# [EXERCISE DATA]
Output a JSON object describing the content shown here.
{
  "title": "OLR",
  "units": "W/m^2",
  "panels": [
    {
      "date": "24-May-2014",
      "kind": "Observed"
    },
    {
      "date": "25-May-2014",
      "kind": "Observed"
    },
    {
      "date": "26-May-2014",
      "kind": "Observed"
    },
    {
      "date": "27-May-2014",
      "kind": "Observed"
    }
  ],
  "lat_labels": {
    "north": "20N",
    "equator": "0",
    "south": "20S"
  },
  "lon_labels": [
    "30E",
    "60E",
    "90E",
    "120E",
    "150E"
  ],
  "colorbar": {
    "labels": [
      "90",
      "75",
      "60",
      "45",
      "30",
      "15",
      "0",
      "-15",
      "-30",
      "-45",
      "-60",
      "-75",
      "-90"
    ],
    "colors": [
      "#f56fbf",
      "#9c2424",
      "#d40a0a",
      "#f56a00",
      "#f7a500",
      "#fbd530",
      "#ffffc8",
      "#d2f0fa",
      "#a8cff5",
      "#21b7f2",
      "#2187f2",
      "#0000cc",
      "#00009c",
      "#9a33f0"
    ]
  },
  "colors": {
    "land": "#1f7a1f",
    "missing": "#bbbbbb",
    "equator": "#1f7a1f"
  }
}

# [STATED PROBLEM]
Identify the lines of the entries containing the string "date". Copy each such line.

# [REPLY TO THE EXERCISE]
      "date": "24-May-2014",
      "date": "25-May-2014",
      "date": "26-May-2014",
      "date": "27-May-2014",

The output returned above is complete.